Restate the entries below verbatim.

..............................

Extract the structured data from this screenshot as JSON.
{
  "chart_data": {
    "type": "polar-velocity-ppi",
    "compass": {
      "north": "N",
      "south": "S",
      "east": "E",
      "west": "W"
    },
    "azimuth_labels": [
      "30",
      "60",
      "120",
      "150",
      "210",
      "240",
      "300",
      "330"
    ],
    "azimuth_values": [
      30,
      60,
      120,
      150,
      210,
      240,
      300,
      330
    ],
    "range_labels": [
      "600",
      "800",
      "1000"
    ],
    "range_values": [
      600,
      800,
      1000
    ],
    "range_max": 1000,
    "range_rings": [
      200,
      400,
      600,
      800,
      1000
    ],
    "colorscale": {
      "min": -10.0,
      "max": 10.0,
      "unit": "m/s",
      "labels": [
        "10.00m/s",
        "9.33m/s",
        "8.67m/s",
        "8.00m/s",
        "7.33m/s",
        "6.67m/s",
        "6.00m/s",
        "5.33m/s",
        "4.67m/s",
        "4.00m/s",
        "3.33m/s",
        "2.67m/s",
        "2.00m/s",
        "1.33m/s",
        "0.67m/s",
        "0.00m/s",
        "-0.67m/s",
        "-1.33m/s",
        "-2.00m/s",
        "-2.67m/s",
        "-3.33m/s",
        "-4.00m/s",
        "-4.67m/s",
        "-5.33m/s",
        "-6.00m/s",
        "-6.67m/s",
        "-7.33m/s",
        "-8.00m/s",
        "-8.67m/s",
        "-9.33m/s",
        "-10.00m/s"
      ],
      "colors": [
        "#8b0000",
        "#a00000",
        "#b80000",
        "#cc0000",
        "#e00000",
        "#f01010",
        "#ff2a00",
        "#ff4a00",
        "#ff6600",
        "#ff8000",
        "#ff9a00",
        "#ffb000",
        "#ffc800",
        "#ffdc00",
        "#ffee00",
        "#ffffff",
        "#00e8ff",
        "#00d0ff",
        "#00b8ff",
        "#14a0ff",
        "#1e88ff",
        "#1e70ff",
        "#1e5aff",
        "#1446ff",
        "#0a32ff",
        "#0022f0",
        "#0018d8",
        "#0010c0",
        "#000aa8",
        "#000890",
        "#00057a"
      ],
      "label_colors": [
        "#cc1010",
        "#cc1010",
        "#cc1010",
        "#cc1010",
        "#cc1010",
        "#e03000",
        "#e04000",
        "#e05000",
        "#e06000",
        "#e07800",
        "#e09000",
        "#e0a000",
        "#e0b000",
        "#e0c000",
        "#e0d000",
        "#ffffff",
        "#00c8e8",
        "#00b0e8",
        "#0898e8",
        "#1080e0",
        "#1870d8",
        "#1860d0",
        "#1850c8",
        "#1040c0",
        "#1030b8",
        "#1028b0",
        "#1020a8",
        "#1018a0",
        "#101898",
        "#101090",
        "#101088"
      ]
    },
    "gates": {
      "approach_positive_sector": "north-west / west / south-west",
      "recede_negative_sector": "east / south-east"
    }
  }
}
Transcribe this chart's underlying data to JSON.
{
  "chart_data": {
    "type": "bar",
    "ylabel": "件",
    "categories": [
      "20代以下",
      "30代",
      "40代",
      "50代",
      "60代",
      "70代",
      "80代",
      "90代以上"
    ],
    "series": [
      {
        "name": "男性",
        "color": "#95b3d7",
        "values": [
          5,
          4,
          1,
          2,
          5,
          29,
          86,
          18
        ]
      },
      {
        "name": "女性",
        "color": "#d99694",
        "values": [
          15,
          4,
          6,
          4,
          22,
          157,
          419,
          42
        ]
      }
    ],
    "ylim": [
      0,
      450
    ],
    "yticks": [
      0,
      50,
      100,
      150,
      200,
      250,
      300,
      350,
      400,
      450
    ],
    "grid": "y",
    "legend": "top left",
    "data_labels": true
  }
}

..............................

- _Output of the task_
Extract the structured data from this screenshot as JSON.
{
  "chart_data": {
    "type": "polar-velocity-ppi",
    "compass": {
      "north": "N",
      "south": "S",
      "east": "E",
      "west": "W"
    },
    "azimuth_labels": [
      "30",
      "60",
      "120",
      "150",
      "210",
      "240",
      "300",
      "330"
    ],
    "azimuth_values": [
      30,
      60,
      120,
      150,
      210,
      240,
      300,
      330
    ],
    "range_labels": [
      "600",
      "800",
      "1000"
    ],
    "range_values": [
      600,
      800,
      1000
    ],
    "range_max": 1000,
    "range_rings": [
      200,
      400,
      600,
      800,
      1000
    ],
    "colorscale": {
      "min": -10.0,
      "max": 10.0,
      "unit": "m/s",
      "labels": [
        "10.00m/s",
        "9.33m/s",
        "8.67m/s",
        "8.00m/s",
        "7.33m/s",
        "6.67m/s",
        "6.00m/s",
        "5.33m/s",
        "4.67m/s",
        "4.00m/s",
        "3.33m/s",
        "2.67m/s",
        "2.00m/s",
        "1.33m/s",
        "0.67m/s",
        "0.00m/s",
        "-0.67m/s",
        "-1.33m/s",
        "-2.00m/s",
        "-2.67m/s",
        "-3.33m/s",
        "-4.00m/s",
        "-4.67m/s",
        "-5.33m/s",
        "-6.00m/s",
        "-6.67m/s",
        "-7.33m/s",
        "-8.00m/s",
        "-8.67m/s",
        "-9.33m/s",
        "-10.00m/s"
      ],
      "colors": [
        "#8b0000",
        "#a00000",
        "#b80000",
        "#cc0000",
        "#e00000",
        "#f01010",
        "#ff2a00",
        "#ff4a00",
        "#ff6600",
        "#ff8000",
        "#ff9a00",
        "#ffb000",
        "#ffc800",
        "#ffdc00",
        "#ffee00",
        "#ffffff",
        "#00e8ff",
        "#00d0ff",
        "#00b8ff",
        "#14a0ff",
        "#1e88ff",
        "#1e70ff",
        "#1e5aff",
        "#1446ff",
        "#0a32ff",
        "#0022f0",
        "#0018d8",
        "#0010c0",
        "#000aa8",
        "#000890",
        "#00057a"
      ],
      "label_colors": [
        "#cc1010",
        "#cc1010",
        "#cc1010",
        "#cc1010",
        "#cc1010",
        "#e03000",
        "#e04000",
        "#e05000",
        "#e06000",
        "#e07800",
        "#e09000",
        "#e0a000",
        "#e0b000",
        "#e0c000",
        "#e0d000",
        "#ffffff",
        "#00c8e8",
        "#00b0e8",
        "#0898e8",
        "#1080e0",
        "#1870d8",
        "#1860d0",
        "#1850c8",
        "#1040c0",
        "#1030b8",
        "#1028b0",
        "#1020a8",
        "#1018a0",
        "#101898",
        "#101090",
        "#101088"
      ]
    },
    "gates": {
      "approach_positive_sector": "north-west / west / south-west",
      "recede_negative_sector": "east / south-east"
    }
  }
}
Transcribe this chart's underlying data to JSON.
{
  "chart_data": {
    "type": "bar",
    "ylabel": "件",
    "categories": [
      "20代以下",
      "30代",
      "40代",
      "50代",
      "60代",
      "70代",
      "80代",
      "90代以上"
    ],
    "series": [
      {
        "name": "男性",
        "color": "#95b3d7",
        "values": [
          5,
          4,
          1,
          2,
          5,
          29,
          86,
          18
        ]
      },
      {
        "name": "女性",
        "color": "#d99694",
        "values": [
          15,
          4,
          6,
          4,
          22,
          157,
          419,
          42
        ]
      }
    ],
    "ylim": [
      0,
      450
    ],
    "yticks": [
      0,
      50,
      100,
      150,
      200,
      250,
      300,
      350,
      400,
      450
    ],
    "grid": "y",
    "legend": "top left",
    "data_labels": true
  }
}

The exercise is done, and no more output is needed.